SHORT EXERCISE
Return all lines in the material below that contain "true".

──────── TASK MATERIAL

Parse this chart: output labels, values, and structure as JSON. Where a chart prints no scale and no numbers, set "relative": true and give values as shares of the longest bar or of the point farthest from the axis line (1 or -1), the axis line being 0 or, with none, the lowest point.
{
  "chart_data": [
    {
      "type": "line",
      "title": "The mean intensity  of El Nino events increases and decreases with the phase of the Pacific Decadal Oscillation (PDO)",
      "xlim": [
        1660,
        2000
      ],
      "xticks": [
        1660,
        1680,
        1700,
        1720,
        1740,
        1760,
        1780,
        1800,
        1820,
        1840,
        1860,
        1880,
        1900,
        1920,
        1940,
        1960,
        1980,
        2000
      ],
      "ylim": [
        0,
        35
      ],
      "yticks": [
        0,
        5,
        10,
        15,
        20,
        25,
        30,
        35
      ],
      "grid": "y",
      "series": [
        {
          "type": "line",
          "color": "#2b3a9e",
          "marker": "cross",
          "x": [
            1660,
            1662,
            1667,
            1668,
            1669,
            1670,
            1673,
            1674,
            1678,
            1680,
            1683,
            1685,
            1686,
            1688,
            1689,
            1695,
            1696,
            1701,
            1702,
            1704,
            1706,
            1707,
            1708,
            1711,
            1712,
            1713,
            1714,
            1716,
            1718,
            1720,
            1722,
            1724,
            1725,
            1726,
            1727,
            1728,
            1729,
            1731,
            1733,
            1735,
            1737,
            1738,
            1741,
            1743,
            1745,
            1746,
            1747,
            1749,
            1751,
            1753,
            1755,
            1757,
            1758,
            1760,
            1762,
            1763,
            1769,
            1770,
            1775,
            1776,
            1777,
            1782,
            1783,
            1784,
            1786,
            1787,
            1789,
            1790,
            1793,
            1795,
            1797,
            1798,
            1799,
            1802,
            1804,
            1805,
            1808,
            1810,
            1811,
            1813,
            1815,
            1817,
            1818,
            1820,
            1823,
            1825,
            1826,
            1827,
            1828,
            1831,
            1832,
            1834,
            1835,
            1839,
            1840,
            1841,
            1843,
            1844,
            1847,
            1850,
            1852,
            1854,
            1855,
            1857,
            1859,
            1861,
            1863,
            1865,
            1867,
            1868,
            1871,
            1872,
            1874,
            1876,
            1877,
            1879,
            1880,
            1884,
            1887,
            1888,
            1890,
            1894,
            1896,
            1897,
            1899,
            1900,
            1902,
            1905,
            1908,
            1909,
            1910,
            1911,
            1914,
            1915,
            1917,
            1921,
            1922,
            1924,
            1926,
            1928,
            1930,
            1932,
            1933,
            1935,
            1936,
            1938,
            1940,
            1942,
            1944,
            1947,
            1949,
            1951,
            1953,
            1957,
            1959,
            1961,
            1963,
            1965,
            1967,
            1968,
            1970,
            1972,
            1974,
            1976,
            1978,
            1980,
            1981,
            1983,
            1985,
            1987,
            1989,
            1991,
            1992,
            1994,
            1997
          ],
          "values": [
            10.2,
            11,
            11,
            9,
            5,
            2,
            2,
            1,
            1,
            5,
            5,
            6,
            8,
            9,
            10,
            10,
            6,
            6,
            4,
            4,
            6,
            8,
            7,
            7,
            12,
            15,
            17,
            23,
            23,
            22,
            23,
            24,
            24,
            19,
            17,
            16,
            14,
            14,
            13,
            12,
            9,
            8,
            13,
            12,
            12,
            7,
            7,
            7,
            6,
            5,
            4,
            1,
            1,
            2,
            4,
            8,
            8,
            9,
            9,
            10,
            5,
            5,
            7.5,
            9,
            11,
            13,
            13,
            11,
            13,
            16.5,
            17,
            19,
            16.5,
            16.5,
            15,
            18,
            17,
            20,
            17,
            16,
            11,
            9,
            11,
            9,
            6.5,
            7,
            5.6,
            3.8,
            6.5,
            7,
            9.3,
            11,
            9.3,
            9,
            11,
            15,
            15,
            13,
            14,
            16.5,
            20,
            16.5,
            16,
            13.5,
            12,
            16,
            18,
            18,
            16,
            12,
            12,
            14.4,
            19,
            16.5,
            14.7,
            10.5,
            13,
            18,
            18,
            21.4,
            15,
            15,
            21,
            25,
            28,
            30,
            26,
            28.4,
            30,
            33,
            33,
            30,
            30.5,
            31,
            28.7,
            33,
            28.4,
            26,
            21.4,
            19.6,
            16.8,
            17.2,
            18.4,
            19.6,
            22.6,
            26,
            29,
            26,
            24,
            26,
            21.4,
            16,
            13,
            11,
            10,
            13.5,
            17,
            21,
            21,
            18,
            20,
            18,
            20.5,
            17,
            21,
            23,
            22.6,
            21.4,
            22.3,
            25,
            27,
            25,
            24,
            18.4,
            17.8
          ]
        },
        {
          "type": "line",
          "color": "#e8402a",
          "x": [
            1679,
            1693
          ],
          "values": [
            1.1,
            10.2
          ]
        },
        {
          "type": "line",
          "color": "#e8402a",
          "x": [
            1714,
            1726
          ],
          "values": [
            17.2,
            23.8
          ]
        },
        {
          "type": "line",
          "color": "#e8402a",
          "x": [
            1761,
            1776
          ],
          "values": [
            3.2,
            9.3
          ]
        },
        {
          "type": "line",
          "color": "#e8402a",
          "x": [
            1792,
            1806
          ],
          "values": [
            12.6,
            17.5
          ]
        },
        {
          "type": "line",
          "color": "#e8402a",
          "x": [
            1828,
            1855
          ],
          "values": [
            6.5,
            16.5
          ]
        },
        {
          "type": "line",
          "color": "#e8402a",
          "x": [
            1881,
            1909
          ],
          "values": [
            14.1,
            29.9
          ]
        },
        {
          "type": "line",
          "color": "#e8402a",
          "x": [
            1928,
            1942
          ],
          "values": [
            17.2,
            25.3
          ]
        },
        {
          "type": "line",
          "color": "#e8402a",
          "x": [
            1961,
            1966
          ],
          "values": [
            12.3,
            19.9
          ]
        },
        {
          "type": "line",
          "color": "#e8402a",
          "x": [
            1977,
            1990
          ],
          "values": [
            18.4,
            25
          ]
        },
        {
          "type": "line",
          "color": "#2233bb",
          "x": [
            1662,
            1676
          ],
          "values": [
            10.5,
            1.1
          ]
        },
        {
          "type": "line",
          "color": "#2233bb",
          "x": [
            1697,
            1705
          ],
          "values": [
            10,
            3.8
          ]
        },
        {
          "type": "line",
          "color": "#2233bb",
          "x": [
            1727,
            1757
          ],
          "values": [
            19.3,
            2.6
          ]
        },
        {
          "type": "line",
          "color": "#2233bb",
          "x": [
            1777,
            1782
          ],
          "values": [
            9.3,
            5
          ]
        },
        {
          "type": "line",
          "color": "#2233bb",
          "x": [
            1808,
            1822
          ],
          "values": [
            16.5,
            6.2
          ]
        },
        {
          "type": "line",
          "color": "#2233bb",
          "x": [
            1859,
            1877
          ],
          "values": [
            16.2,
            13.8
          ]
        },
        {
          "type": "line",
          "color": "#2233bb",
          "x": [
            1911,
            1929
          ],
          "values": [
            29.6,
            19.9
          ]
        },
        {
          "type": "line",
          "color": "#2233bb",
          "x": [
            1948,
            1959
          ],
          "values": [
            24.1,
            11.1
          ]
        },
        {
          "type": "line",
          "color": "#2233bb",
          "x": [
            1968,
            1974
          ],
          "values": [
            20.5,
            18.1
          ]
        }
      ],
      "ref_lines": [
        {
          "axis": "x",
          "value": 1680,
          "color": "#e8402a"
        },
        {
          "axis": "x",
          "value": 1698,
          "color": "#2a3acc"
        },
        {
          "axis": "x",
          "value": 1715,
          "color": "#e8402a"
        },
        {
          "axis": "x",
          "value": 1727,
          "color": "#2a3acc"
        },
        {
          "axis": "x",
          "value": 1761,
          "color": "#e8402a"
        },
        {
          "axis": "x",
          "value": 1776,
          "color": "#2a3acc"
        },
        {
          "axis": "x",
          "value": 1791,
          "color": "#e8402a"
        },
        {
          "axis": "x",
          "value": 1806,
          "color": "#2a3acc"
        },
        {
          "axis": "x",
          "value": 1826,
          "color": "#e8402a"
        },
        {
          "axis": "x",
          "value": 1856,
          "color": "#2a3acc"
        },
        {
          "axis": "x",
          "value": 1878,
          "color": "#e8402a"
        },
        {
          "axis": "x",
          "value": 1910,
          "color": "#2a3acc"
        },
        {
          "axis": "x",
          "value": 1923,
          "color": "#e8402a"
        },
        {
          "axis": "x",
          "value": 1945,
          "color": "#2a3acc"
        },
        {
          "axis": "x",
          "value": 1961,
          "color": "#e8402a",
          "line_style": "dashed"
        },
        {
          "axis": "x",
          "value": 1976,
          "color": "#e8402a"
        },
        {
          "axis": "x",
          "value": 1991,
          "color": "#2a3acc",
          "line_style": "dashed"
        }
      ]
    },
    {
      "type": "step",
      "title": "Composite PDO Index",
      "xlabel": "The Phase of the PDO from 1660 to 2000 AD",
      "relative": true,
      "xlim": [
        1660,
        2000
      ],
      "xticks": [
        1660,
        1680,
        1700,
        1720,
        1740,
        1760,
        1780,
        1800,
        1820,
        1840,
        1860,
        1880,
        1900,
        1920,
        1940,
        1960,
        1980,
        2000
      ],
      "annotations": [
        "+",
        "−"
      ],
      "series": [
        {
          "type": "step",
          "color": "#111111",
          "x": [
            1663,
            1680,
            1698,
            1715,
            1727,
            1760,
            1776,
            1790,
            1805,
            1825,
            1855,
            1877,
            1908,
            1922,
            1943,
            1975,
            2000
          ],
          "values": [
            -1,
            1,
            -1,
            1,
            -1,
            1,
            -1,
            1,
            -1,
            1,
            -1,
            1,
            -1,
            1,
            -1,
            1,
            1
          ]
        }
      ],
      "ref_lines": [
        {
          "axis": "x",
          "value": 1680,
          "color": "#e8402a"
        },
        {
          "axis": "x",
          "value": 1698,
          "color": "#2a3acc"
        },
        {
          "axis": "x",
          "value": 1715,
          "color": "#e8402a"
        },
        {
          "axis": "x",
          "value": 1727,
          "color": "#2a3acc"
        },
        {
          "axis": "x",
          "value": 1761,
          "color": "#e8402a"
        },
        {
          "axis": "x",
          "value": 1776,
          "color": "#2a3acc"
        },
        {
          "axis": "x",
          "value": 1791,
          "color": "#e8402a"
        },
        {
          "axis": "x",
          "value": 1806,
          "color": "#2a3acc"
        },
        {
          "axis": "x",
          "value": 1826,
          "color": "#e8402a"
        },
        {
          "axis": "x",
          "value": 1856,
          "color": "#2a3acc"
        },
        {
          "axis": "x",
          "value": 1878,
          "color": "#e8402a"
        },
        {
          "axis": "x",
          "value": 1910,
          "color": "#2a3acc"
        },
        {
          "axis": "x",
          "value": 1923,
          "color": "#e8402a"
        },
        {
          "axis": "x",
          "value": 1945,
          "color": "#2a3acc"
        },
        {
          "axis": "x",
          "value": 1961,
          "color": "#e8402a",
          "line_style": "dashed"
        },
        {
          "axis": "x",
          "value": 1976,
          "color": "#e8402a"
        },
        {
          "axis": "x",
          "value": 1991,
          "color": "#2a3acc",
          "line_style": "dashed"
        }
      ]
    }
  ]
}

────────────────

RESULT FOR THIS EXERCISE
Parse this chart: output labels, values, and structure as JSON. Where a chart prints no scale and no numbers, set "relative": true and give values as shares of the longest bar or of the point farthest from the axis line (1 or -1), the axis line being 0 or, with none, the lowest point.
      "relative": true,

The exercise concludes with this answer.